**Records for the exercise**

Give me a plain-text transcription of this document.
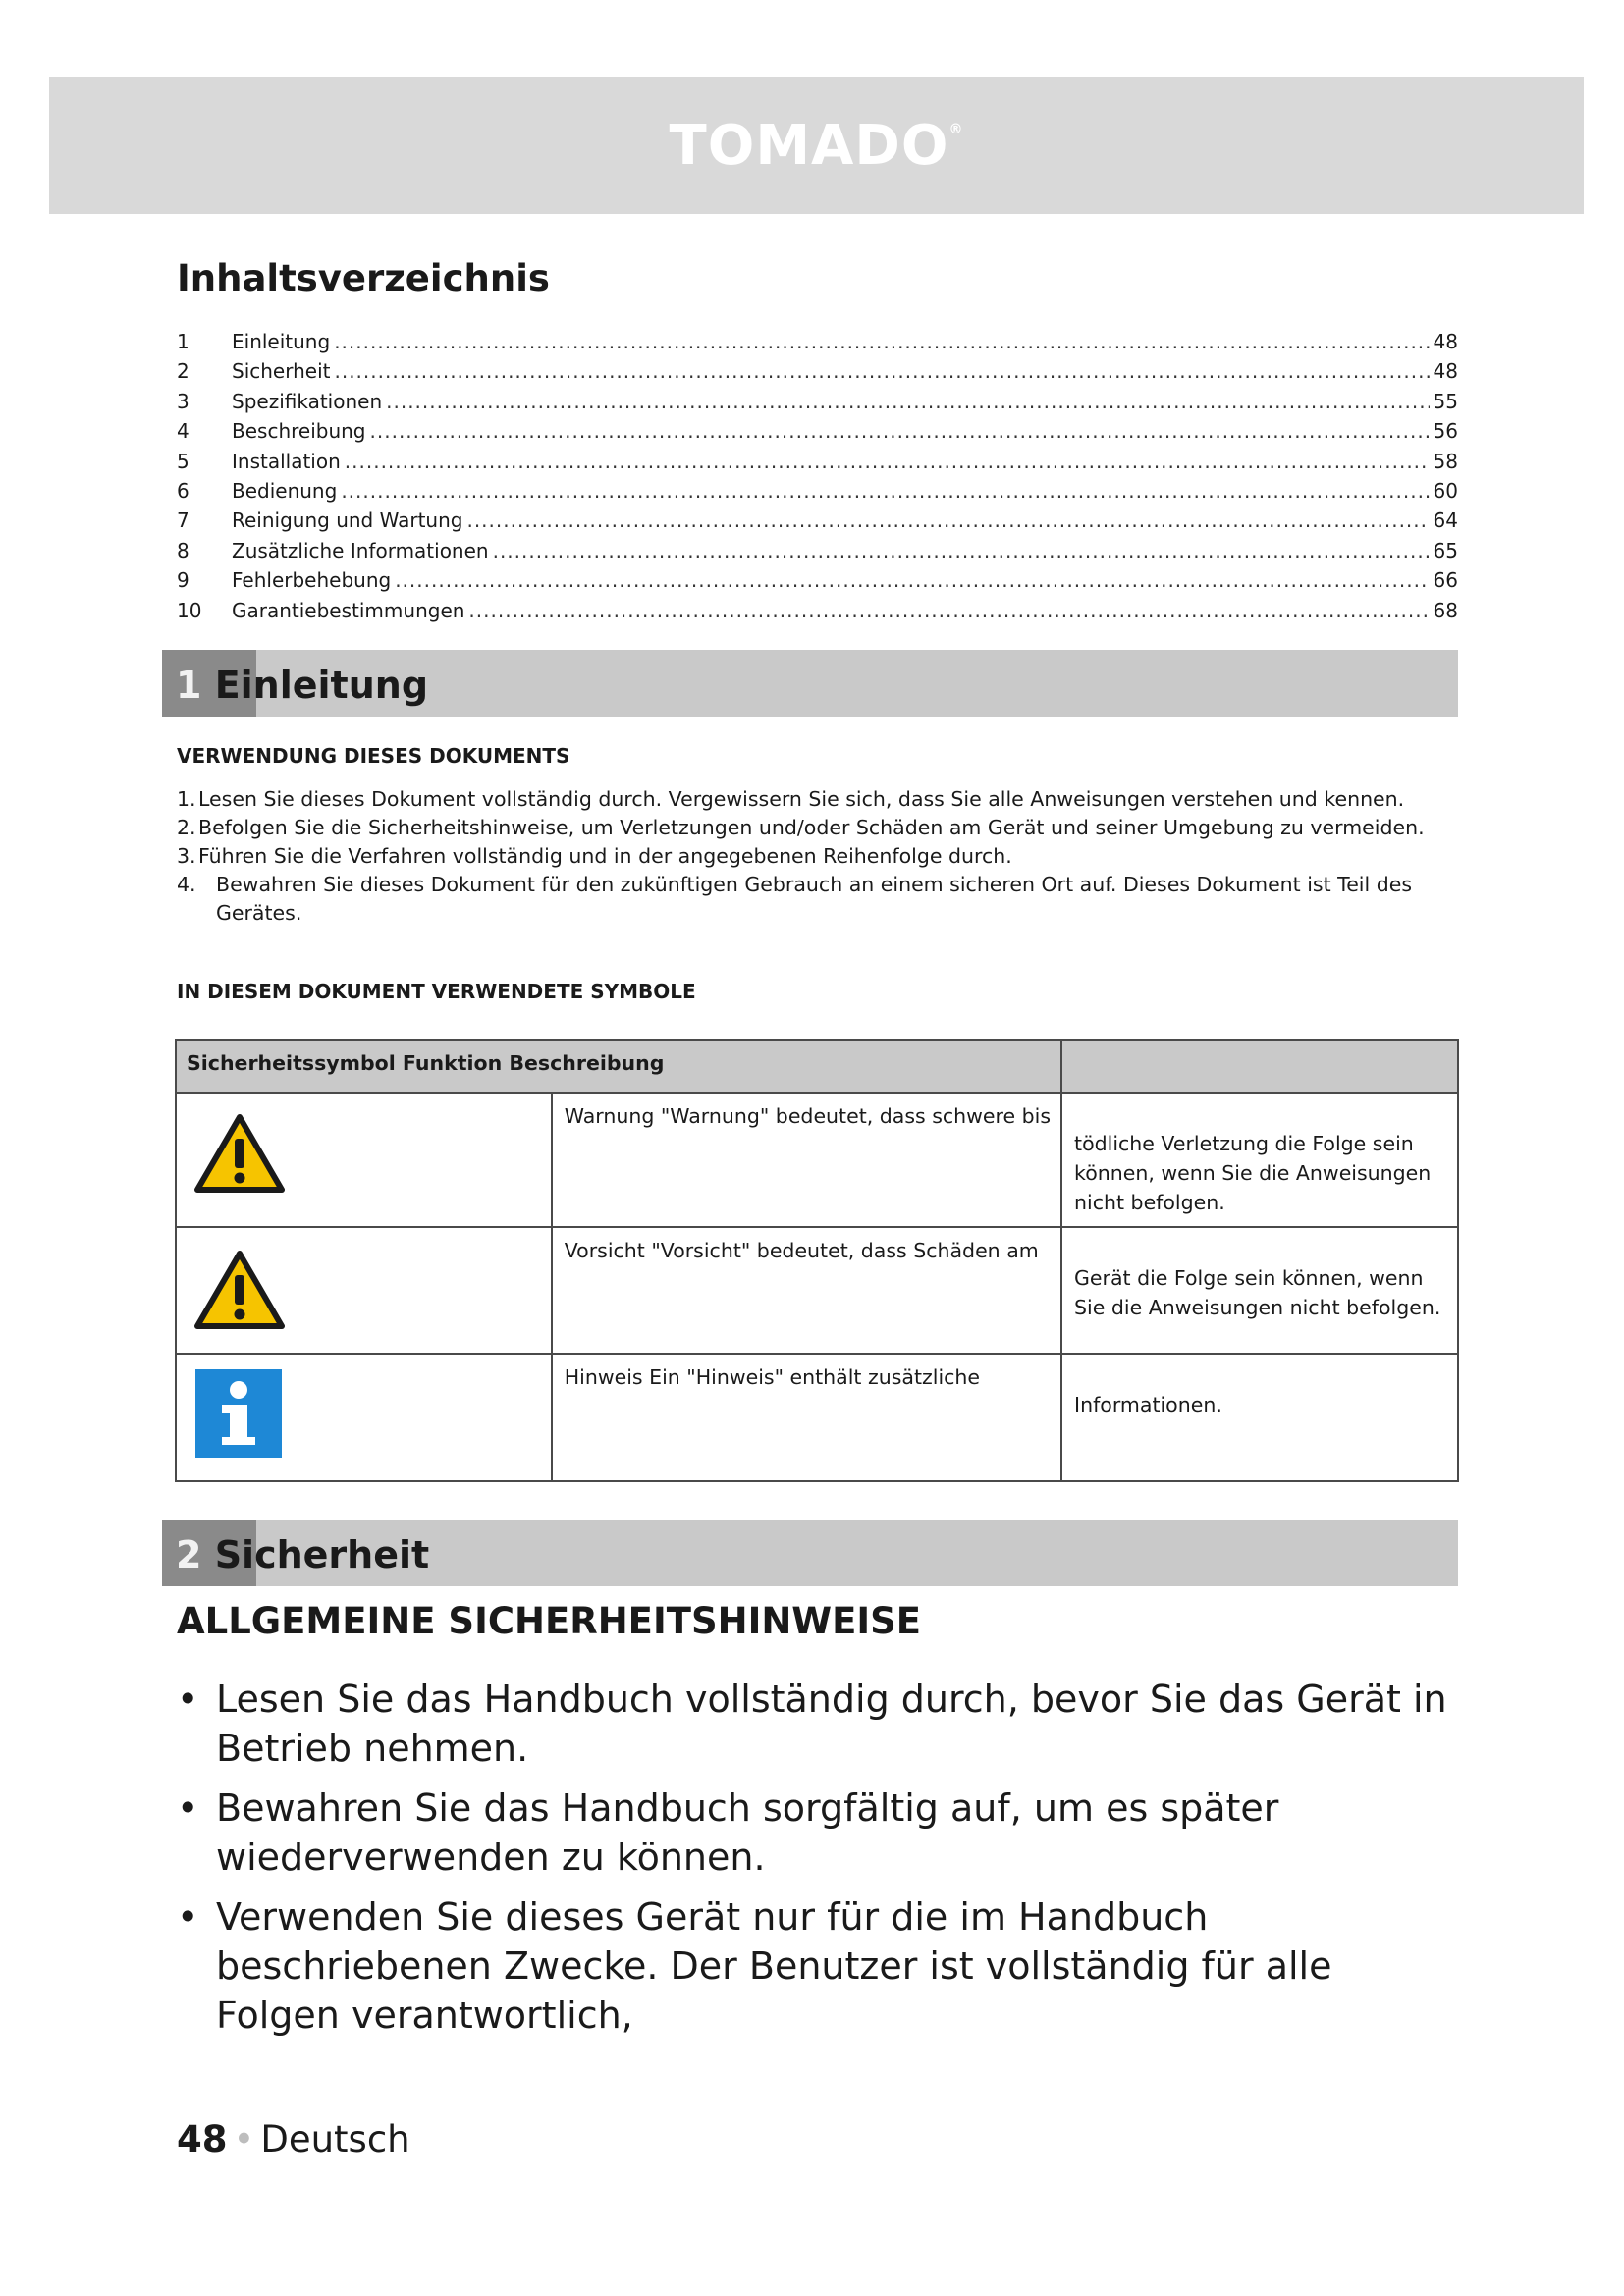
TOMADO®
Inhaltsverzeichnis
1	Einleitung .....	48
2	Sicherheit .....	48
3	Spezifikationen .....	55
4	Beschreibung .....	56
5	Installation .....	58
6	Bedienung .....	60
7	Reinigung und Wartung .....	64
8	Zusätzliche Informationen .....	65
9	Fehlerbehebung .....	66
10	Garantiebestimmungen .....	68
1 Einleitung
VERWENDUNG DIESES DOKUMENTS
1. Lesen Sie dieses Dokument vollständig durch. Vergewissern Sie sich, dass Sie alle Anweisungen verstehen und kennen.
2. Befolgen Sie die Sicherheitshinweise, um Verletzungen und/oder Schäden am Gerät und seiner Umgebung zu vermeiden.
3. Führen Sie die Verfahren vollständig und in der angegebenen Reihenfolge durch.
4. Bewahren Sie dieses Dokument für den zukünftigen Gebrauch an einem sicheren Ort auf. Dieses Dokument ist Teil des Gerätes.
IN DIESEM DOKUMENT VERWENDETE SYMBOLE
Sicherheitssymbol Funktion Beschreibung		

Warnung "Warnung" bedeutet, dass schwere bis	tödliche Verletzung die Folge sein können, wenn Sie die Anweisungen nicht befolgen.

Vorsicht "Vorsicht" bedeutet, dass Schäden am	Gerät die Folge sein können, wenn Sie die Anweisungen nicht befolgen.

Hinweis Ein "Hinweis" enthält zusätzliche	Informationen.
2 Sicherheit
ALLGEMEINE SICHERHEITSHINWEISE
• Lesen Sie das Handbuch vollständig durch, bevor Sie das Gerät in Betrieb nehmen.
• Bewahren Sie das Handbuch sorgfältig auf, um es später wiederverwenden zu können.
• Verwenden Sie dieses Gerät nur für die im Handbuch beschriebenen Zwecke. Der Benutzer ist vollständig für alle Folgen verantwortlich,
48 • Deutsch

**Work required**
Return all of the data exactly as written, and drop the pictures.

**The answer**
Give me a plain-text transcription of this document.
TOMADO®
Inhaltsverzeichnis
1	Einleitung .....	48
2	Sicherheit .....	48
3	Spezifikationen .....	55
4	Beschreibung .....	56
5	Installation .....	58
6	Bedienung .....	60
7	Reinigung und Wartung .....	64
8	Zusätzliche Informationen .....	65
9	Fehlerbehebung .....	66
10	Garantiebestimmungen .....	68
1 Einleitung
VERWENDUNG DIESES DOKUMENTS
1. Lesen Sie dieses Dokument vollständig durch. Vergewissern Sie sich, dass Sie alle Anweisungen verstehen und kennen.
2. Befolgen Sie die Sicherheitshinweise, um Verletzungen und/oder Schäden am Gerät und seiner Umgebung zu vermeiden.
3. Führen Sie die Verfahren vollständig und in der angegebenen Reihenfolge durch.
4. Bewahren Sie dieses Dokument für den zukünftigen Gebrauch an einem sicheren Ort auf. Dieses Dokument ist Teil des Gerätes.
IN DIESEM DOKUMENT VERWENDETE SYMBOLE
Sicherheitssymbol Funktion Beschreibung		

Warnung "Warnung" bedeutet, dass schwere bis	tödliche Verletzung die Folge sein können, wenn Sie die Anweisungen nicht befolgen.

Vorsicht "Vorsicht" bedeutet, dass Schäden am	Gerät die Folge sein können, wenn Sie die Anweisungen nicht befolgen.

Hinweis Ein "Hinweis" enthält zusätzliche	Informationen.
2 Sicherheit
ALLGEMEINE SICHERHEITSHINWEISE
• Lesen Sie das Handbuch vollständig durch, bevor Sie das Gerät in Betrieb nehmen.
• Bewahren Sie das Handbuch sorgfältig auf, um es später wiederverwenden zu können.
• Verwenden Sie dieses Gerät nur für die im Handbuch beschriebenen Zwecke. Der Benutzer ist vollständig für alle Folgen verantwortlich,
48 • Deutsch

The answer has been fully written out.